(THE PROBLEM) Determine how many lines in these records hold "东数西算". Only the number is wanted.

(EXTRACTED ENTRIES)
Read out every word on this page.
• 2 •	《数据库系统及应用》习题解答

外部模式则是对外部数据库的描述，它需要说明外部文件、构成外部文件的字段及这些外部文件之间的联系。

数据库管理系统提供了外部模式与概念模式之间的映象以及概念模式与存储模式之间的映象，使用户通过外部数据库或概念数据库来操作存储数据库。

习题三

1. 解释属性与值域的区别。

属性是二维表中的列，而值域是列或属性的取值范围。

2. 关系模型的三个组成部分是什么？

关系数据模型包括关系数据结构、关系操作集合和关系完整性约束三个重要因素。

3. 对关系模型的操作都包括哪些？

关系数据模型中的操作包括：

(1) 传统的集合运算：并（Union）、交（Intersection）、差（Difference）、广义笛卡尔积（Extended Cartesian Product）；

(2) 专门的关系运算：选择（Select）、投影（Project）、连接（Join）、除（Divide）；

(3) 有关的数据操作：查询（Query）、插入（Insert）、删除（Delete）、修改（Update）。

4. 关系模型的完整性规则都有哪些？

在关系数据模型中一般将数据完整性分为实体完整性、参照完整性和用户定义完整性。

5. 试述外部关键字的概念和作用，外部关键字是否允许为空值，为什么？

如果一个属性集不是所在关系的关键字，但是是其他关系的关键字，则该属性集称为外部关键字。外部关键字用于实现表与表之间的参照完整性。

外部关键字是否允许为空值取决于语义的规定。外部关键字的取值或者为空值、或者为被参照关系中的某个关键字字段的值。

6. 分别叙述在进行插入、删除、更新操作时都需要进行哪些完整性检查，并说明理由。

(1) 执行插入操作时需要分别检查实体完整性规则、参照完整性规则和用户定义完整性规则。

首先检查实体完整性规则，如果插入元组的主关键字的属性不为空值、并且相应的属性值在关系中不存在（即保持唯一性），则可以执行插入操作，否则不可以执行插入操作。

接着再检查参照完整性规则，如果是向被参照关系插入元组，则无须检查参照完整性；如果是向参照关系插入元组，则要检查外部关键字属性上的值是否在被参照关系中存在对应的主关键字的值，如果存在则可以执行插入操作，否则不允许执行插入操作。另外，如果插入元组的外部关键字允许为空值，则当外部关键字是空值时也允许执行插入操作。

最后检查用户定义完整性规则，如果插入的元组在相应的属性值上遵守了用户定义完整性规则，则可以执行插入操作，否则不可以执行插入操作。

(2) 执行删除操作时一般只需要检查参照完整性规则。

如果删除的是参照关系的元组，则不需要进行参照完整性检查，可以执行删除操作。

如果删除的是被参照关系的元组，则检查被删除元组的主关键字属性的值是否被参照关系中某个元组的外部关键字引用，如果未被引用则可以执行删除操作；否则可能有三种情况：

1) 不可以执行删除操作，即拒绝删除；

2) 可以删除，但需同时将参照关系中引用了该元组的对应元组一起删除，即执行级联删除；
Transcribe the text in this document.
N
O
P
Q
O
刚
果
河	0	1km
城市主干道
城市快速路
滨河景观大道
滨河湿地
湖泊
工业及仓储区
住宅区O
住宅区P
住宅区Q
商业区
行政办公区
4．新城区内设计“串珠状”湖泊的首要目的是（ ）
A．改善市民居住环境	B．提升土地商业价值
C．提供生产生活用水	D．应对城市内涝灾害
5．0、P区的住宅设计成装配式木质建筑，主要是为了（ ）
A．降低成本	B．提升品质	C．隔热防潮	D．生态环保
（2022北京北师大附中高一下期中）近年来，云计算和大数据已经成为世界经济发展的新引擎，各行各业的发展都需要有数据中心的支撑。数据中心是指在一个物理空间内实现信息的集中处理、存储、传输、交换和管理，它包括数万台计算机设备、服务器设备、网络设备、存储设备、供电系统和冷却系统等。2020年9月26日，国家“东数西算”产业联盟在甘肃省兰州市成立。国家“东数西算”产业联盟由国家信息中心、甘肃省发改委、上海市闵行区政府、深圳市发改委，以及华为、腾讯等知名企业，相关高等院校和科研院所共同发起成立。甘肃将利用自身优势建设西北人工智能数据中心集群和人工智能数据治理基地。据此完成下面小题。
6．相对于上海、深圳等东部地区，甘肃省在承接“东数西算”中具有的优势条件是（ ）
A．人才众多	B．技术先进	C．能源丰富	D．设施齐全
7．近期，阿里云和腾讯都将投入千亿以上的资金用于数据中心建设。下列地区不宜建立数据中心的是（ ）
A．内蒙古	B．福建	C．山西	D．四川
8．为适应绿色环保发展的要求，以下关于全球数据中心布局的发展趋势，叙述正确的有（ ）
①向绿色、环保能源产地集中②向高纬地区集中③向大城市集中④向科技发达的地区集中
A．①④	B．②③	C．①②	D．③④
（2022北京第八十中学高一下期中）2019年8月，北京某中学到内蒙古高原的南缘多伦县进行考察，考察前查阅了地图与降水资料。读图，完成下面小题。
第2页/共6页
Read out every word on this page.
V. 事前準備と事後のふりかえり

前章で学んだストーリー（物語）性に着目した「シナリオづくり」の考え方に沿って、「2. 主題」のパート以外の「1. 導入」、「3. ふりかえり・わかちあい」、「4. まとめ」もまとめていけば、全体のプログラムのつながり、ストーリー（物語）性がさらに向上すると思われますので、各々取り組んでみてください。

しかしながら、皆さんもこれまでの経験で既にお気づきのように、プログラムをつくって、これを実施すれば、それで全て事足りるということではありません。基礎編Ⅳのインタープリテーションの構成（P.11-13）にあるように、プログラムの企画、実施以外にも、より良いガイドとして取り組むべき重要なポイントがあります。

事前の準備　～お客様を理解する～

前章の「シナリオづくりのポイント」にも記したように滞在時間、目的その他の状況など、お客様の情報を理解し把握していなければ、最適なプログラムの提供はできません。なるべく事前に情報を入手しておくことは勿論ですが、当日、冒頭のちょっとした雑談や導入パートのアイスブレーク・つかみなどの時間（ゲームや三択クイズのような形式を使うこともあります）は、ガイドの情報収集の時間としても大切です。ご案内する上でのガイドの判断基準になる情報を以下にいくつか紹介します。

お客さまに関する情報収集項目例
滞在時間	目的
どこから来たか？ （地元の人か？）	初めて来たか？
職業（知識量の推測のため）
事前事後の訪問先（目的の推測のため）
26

(RESULT OF THIS EXERCISE) 2